Where a line in the listing contains the string "share", copy that line out.

(Data items)
^^^^^^^^^^^^^^^^

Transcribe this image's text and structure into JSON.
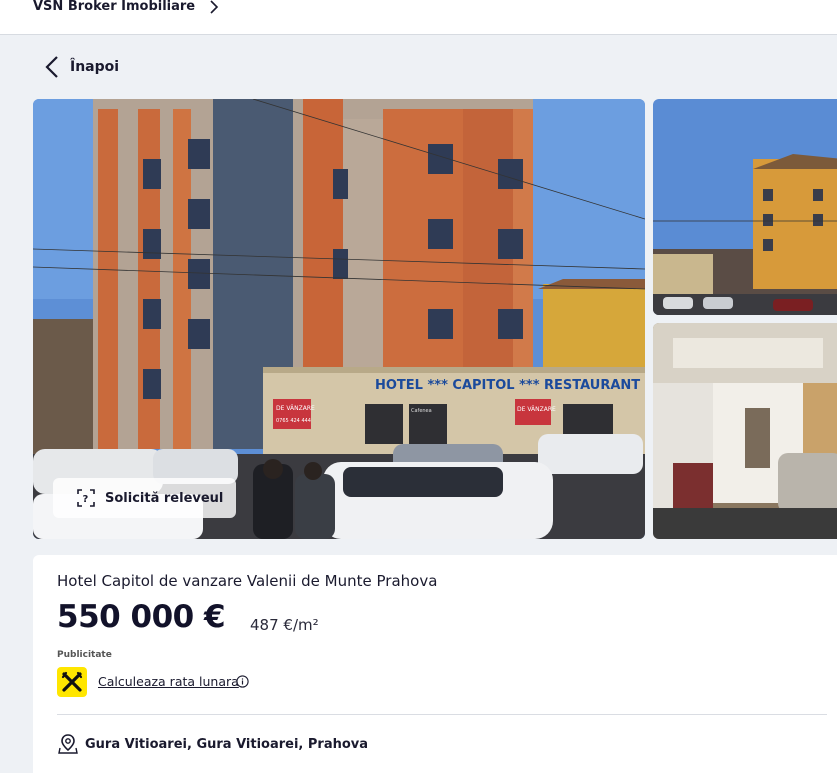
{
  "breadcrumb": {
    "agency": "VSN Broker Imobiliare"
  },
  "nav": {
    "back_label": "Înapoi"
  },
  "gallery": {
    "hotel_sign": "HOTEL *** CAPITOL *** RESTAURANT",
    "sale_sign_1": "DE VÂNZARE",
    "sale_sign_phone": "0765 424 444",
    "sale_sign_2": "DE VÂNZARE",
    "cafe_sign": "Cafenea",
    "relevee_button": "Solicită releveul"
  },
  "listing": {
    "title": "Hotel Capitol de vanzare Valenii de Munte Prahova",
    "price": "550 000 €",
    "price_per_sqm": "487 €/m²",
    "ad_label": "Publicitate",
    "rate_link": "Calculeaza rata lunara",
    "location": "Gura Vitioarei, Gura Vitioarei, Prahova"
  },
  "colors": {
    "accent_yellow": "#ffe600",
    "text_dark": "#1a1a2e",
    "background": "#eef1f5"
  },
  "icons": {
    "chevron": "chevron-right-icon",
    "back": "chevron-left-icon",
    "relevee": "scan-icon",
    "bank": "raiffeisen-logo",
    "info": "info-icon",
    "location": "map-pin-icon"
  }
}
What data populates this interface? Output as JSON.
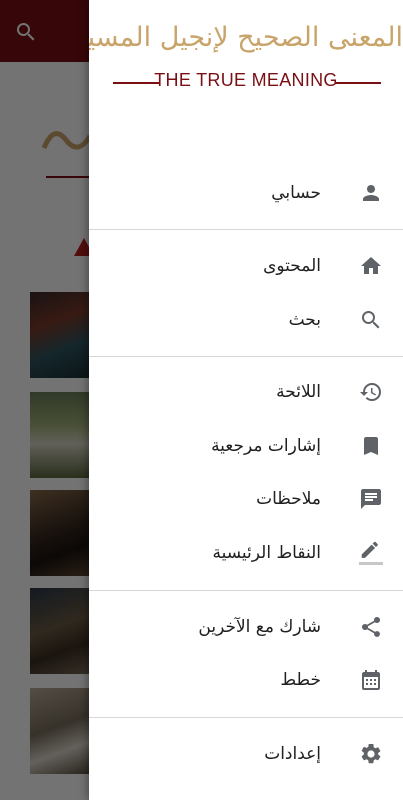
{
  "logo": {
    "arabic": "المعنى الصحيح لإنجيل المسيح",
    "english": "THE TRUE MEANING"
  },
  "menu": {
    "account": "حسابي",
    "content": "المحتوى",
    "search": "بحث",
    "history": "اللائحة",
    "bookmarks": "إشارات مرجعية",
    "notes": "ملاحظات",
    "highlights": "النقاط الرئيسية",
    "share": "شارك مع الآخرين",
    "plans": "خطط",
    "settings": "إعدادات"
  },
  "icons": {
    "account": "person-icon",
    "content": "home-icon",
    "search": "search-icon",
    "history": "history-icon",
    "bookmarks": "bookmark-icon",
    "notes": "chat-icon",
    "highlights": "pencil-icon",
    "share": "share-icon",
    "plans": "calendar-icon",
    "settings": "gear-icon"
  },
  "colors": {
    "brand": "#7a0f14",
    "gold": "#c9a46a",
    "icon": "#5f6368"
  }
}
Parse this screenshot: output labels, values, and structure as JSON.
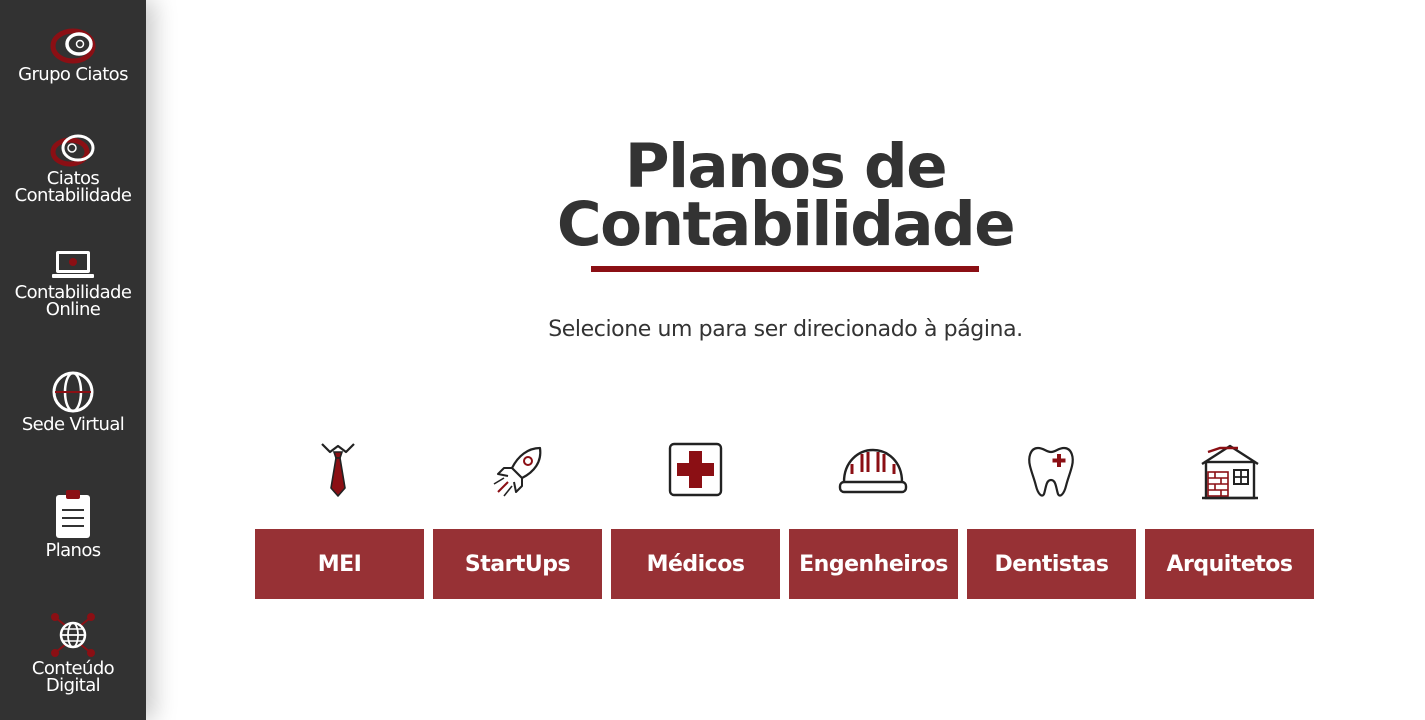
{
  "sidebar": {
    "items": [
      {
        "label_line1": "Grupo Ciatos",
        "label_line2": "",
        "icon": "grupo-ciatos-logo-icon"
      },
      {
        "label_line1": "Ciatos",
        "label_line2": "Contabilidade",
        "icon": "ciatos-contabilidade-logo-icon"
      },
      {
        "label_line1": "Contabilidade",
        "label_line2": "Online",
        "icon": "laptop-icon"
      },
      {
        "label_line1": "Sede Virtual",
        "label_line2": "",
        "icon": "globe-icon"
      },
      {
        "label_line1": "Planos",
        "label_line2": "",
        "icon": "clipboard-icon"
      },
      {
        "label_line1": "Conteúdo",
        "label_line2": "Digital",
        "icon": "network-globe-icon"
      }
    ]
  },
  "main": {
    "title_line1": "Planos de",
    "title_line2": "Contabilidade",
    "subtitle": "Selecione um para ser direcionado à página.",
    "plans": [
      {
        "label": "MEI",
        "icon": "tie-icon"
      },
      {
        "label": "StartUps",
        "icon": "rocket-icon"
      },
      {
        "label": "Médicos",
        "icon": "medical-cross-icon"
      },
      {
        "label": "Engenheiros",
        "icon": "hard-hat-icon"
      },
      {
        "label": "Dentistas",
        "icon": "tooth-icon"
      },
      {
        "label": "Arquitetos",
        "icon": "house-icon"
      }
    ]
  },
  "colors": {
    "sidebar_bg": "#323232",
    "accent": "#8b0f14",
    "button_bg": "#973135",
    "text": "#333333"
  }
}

^^^^^^^^^^^^^^^^

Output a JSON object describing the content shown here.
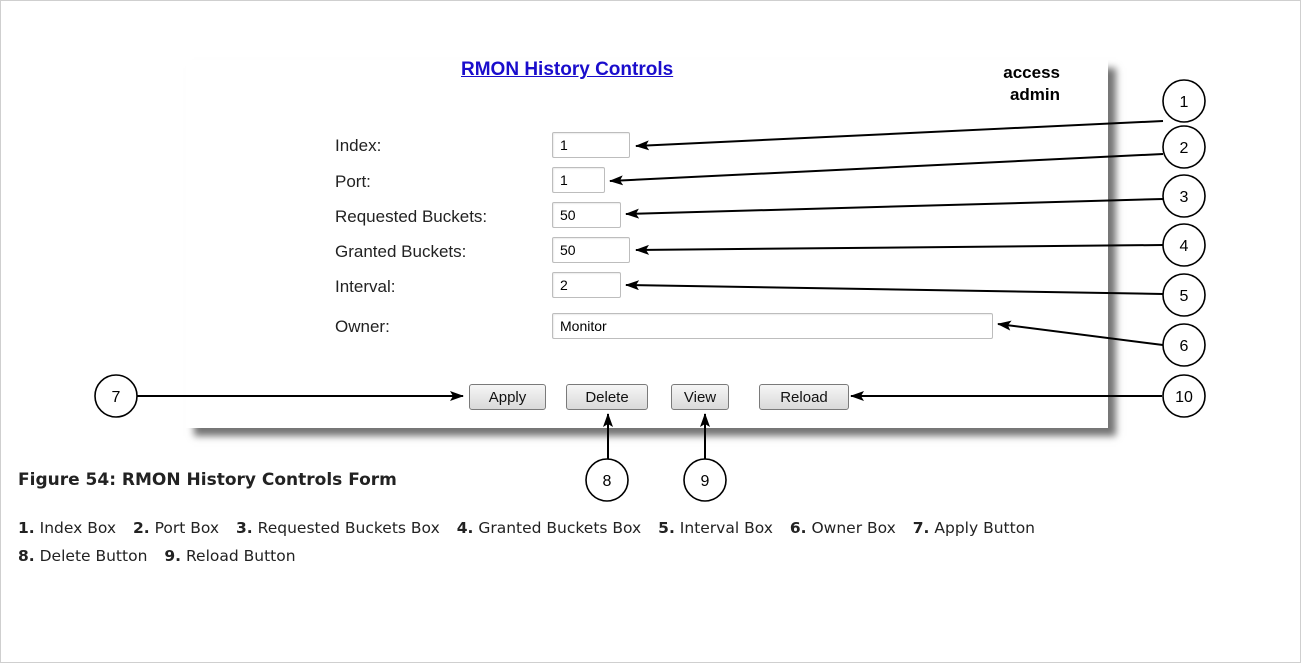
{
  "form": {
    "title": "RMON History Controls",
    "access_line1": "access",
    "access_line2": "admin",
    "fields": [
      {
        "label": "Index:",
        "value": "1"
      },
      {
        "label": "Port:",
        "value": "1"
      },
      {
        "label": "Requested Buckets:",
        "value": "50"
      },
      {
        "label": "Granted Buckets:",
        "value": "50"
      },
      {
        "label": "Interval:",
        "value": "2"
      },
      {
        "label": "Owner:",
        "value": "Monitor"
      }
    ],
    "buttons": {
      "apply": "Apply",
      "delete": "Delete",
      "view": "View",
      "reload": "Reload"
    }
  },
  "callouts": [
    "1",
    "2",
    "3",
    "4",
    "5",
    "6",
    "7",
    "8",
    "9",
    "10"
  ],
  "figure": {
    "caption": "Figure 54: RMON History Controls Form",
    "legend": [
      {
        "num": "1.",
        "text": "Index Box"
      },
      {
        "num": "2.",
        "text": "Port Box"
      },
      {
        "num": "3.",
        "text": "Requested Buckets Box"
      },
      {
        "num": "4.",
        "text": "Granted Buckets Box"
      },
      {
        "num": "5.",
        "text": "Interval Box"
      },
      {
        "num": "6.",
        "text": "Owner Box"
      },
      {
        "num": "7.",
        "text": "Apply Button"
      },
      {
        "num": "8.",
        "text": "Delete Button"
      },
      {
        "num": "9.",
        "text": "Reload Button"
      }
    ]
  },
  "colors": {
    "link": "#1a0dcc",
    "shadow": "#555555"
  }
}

^^^^^^^^^^^^^^^^

◆ EXERCISE SOLUTION
    "share": "شارك مع الآخرين",
    "share": "share-icon",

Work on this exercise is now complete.